◆ SHORT EXERCISE
Can you copy out the records word for word, starting at their first line and ending at the line containing "x-tick-label: 2000 bbox=[238, 585, 271, 618]", with both of those lines included?
────────
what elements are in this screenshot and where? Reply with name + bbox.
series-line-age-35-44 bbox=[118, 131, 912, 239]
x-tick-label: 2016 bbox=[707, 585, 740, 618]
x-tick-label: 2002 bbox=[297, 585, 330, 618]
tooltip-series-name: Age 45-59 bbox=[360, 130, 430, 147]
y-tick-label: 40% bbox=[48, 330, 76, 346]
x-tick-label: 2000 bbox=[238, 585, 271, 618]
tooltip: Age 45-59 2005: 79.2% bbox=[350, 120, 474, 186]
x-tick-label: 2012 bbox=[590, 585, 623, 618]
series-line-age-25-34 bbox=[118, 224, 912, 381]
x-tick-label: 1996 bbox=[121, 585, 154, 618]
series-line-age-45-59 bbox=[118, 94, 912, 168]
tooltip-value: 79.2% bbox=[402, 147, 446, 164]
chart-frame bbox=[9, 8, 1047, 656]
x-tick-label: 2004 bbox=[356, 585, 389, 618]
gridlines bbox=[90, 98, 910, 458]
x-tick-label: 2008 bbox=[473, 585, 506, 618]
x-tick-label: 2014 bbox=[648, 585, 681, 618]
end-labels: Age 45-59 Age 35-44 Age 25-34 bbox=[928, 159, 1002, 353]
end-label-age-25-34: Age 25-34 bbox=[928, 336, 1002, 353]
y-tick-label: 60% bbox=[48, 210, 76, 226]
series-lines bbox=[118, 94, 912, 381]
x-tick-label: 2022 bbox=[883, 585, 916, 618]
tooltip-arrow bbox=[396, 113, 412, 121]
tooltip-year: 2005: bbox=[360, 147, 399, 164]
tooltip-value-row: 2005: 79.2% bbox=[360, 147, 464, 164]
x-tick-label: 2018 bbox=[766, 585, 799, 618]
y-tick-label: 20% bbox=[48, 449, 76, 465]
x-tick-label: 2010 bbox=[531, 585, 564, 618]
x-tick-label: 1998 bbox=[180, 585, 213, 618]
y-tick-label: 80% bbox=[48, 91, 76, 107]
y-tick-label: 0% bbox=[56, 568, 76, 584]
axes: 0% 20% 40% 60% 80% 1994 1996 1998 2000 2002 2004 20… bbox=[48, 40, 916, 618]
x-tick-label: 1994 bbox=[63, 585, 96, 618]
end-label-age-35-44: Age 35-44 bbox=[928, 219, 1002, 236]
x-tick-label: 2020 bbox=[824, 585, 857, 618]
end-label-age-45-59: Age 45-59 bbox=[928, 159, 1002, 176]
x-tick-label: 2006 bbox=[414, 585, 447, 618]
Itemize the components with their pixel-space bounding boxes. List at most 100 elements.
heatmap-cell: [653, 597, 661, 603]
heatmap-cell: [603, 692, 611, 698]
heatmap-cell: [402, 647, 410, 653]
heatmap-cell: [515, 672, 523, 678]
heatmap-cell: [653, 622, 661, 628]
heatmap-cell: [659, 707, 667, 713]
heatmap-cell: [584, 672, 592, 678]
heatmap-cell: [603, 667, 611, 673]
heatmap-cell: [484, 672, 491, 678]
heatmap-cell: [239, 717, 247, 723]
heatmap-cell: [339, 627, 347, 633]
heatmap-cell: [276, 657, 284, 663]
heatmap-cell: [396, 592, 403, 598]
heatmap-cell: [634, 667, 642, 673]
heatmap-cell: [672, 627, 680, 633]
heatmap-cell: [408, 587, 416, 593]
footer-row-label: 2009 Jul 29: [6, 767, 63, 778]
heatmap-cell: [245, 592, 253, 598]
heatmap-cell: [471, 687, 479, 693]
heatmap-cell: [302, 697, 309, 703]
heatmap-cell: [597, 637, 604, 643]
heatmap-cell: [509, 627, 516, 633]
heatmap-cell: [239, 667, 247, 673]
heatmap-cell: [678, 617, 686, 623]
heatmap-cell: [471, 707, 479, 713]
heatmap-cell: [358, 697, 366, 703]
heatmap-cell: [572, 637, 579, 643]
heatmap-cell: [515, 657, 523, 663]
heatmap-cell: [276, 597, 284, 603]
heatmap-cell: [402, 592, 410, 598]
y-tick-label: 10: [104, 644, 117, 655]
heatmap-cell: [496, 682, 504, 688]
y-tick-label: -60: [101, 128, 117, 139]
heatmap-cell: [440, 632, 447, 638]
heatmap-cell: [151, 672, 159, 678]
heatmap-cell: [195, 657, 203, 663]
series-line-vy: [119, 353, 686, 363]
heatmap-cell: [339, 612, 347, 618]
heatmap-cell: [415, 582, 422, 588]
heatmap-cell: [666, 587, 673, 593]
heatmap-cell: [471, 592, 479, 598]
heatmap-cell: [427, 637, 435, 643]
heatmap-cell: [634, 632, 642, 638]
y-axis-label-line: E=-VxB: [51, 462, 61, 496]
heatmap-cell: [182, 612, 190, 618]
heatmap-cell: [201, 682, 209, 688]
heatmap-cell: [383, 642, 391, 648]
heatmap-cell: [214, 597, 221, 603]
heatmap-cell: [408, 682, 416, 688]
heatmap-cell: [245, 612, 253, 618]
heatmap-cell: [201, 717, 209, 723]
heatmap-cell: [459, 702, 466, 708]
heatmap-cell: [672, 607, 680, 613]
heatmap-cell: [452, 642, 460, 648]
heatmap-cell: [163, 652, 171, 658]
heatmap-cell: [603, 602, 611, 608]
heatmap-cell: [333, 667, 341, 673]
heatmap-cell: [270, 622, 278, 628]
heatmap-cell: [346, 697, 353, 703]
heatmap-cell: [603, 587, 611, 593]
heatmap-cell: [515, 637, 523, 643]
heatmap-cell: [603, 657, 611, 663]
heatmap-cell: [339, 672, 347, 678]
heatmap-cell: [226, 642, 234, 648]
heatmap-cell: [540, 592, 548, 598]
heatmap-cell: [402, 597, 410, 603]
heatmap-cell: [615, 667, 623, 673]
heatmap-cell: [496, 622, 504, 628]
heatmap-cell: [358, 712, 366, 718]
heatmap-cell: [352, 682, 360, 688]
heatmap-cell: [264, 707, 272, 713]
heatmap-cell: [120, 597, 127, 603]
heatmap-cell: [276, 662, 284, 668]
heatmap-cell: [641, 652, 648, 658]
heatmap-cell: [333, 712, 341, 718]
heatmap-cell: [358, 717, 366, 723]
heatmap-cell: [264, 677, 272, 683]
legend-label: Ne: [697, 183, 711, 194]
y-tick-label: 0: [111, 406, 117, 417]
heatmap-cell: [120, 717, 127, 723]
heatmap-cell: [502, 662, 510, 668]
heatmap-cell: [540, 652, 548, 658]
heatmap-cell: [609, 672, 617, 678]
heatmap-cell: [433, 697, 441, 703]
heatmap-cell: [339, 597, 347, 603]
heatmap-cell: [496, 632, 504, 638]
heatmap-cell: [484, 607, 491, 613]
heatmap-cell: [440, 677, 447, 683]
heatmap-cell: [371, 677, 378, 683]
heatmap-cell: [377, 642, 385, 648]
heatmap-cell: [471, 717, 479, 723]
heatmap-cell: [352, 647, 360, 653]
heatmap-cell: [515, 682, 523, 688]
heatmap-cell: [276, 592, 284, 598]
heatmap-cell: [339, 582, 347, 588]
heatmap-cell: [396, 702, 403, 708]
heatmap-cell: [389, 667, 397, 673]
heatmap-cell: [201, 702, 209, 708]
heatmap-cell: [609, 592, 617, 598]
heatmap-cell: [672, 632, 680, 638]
────────
◆ SOLUTION FOR THIS PROBLEM
what elements are in this screenshot and where? Reply with name + bbox.
series-line-age-35-44 bbox=[118, 131, 912, 239]
x-tick-label: 2016 bbox=[707, 585, 740, 618]
x-tick-label: 2002 bbox=[297, 585, 330, 618]
tooltip-series-name: Age 45-59 bbox=[360, 130, 430, 147]
y-tick-label: 40% bbox=[48, 330, 76, 346]
x-tick-label: 2000 bbox=[238, 585, 271, 618]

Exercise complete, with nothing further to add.